**Required work**
Return each line holding the string "stitches".
┌─ Available records
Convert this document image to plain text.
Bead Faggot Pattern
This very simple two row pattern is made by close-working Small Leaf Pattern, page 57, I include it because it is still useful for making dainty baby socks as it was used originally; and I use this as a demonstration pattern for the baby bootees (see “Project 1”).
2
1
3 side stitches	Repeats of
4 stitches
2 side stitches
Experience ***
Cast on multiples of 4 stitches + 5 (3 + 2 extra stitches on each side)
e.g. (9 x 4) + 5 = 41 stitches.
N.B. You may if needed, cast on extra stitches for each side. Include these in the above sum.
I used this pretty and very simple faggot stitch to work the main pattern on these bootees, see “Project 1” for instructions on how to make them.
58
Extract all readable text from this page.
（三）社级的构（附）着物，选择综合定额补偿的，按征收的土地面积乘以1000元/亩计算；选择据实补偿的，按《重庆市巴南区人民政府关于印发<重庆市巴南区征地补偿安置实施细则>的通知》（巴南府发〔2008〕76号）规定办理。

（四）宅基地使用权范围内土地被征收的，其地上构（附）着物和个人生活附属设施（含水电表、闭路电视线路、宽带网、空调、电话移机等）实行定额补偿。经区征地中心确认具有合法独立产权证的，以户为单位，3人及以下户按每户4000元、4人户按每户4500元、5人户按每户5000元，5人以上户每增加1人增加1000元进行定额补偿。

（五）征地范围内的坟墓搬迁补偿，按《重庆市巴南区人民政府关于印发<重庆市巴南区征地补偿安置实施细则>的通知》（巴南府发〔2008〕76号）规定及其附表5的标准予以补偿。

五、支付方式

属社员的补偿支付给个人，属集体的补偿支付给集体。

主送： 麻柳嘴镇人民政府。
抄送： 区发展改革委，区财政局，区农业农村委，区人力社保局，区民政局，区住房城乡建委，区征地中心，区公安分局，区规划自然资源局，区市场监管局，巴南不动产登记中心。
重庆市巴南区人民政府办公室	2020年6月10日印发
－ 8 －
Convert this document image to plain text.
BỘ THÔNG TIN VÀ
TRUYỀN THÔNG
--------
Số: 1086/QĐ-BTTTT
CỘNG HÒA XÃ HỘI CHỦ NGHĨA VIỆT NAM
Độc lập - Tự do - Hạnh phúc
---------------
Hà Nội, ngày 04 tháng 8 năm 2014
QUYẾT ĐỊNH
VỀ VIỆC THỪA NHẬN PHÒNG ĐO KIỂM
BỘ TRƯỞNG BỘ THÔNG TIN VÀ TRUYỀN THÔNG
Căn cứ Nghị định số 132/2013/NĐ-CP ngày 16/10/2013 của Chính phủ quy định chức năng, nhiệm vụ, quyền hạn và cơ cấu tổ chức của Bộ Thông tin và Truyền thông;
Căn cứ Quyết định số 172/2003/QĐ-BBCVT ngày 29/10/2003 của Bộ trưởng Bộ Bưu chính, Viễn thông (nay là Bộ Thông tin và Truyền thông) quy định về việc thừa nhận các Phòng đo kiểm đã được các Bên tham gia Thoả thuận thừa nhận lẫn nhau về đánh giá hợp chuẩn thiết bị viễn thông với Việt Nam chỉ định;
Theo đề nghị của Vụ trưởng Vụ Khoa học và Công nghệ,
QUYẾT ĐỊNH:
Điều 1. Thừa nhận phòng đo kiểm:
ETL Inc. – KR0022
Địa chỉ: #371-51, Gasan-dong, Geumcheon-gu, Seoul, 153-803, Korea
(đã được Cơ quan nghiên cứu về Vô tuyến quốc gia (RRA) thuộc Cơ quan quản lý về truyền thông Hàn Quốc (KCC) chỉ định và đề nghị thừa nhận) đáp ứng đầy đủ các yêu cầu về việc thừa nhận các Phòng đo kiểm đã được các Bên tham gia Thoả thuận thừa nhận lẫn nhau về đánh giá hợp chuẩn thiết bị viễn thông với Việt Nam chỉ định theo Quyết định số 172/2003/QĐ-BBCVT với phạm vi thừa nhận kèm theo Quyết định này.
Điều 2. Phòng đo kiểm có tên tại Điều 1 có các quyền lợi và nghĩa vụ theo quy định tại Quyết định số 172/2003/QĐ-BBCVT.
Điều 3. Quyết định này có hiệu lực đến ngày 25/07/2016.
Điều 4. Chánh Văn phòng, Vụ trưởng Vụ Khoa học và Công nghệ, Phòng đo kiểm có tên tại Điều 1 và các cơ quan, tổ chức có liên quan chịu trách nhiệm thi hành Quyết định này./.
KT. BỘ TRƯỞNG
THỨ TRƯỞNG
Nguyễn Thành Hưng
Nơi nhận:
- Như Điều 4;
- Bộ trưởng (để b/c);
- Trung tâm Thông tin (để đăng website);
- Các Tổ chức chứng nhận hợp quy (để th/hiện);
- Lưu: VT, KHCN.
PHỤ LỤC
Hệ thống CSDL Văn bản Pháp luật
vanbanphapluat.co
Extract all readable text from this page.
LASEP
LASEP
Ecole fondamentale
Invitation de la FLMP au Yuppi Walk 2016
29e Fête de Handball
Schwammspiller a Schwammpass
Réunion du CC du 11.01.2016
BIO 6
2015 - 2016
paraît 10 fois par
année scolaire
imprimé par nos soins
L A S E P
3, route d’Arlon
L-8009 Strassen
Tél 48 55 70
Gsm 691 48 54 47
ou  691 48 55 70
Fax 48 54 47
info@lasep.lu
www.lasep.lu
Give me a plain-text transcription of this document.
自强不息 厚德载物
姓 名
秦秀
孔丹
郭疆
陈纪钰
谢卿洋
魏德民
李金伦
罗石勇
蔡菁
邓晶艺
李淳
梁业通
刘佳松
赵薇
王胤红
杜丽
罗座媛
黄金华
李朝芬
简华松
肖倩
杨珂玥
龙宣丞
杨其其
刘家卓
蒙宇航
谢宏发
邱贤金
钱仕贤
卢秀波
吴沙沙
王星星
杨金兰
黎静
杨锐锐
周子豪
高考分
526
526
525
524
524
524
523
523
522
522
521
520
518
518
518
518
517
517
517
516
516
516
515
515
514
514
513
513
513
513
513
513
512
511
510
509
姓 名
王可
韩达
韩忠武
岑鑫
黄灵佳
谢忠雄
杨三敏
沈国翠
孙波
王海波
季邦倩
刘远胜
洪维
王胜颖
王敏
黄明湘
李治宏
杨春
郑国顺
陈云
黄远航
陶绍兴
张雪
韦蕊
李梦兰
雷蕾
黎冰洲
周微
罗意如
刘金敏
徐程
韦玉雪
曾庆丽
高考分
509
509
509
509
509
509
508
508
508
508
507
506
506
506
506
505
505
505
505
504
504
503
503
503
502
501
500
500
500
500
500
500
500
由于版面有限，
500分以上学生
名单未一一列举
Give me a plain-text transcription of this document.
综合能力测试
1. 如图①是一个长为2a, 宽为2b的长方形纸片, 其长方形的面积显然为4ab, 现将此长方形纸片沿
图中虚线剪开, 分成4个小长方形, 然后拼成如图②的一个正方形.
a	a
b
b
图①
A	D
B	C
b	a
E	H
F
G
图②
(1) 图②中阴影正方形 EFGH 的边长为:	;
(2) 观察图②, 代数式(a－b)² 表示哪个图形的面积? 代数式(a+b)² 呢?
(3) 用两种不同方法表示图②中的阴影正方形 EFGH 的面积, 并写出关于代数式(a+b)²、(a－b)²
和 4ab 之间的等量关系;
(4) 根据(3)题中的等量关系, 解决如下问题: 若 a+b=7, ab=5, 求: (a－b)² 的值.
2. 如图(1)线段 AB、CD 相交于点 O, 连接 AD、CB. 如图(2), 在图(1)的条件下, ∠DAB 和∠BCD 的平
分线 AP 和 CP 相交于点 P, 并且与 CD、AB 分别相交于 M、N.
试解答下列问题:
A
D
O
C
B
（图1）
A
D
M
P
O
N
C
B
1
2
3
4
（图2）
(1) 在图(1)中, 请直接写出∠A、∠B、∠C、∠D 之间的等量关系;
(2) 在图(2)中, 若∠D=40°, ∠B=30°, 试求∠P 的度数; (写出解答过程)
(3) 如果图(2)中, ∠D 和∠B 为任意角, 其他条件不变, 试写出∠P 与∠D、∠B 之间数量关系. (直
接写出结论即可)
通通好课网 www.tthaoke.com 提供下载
└─
**Solution below**
3 side stitches	Repeats of
4 stitches
2 side stitches
Cast on multiples of 4 stitches + 5 (3 + 2 extra stitches on each side)
e.g. (9 x 4) + 5 = 41 stitches.
N.B. You may if needed, cast on extra stitches for each side. Include these in the above sum.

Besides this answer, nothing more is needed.